DESCRIPTION OF THE TASK
Locate each line of the material that contains "title", then return it.

────────────────

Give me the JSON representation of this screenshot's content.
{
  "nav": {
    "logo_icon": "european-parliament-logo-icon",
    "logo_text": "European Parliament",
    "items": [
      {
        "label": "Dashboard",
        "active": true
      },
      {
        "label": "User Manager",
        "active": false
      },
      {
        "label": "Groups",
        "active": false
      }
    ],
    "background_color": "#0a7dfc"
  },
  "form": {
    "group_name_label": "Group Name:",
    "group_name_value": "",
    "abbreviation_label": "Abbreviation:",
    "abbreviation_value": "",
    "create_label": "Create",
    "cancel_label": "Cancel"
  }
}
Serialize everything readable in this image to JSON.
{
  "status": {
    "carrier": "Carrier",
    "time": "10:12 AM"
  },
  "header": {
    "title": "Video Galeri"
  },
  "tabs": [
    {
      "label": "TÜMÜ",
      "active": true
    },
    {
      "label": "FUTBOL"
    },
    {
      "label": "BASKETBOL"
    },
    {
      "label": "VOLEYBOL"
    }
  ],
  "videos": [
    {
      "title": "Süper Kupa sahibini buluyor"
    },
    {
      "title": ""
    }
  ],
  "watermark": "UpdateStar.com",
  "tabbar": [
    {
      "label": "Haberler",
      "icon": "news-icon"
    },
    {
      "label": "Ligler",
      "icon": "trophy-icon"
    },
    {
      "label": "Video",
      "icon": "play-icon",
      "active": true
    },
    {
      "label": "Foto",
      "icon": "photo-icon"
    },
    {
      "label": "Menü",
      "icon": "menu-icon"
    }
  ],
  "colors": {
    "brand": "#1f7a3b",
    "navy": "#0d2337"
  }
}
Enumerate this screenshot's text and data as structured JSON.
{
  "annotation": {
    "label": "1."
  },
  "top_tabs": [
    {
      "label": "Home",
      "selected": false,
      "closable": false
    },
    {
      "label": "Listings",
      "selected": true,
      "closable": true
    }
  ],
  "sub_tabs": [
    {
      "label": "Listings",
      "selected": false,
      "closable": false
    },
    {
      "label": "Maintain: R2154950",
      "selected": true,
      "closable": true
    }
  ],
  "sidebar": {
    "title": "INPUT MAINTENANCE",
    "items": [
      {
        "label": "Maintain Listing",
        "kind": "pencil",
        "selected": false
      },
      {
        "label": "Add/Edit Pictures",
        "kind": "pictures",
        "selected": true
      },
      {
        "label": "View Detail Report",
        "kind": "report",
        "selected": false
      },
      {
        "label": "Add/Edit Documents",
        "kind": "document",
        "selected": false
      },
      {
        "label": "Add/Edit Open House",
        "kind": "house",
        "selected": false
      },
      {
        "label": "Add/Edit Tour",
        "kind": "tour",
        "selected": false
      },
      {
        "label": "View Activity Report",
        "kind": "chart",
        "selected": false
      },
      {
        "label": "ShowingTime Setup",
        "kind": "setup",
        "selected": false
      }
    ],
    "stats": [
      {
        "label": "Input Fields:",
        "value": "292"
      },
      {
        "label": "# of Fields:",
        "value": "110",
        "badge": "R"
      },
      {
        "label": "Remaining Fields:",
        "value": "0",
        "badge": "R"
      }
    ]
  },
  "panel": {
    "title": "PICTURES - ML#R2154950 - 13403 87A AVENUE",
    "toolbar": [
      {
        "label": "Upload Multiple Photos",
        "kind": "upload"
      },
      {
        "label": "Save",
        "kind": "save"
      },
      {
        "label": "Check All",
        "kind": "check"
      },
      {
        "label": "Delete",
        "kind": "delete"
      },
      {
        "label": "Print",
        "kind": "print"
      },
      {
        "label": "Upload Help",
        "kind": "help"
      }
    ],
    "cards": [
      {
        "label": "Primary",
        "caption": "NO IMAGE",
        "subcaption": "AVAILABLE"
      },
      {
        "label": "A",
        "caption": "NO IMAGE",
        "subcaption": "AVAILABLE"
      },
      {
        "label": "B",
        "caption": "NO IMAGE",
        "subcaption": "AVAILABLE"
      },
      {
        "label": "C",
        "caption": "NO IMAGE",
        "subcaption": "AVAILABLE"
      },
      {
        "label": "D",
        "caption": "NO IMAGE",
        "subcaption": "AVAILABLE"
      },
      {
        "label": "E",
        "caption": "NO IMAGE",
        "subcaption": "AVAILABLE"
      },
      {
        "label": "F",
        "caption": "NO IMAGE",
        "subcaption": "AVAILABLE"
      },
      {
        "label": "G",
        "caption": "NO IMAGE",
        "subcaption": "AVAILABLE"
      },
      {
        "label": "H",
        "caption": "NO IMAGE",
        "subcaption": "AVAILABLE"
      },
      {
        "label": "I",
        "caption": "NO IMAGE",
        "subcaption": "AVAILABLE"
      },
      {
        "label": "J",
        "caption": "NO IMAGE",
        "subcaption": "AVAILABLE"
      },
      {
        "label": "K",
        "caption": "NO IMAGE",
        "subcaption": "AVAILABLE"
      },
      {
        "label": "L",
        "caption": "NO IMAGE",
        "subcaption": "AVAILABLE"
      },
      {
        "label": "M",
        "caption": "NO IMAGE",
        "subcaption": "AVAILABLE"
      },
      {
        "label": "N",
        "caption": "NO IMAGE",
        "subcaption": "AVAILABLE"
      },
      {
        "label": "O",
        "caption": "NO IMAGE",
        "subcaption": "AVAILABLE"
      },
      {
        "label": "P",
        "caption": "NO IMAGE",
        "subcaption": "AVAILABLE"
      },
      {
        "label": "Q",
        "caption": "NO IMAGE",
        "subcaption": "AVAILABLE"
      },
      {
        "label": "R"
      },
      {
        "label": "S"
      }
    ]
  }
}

────────────────

TASK RESPONSE
    "title": "Video Galeri"
      "title": "Süper Kupa sahibini buluyor"
      "title": ""
    "title": "INPUT MAINTENANCE",
    "title": "PICTURES - ML#R2154950 - 13403 87A AVENUE",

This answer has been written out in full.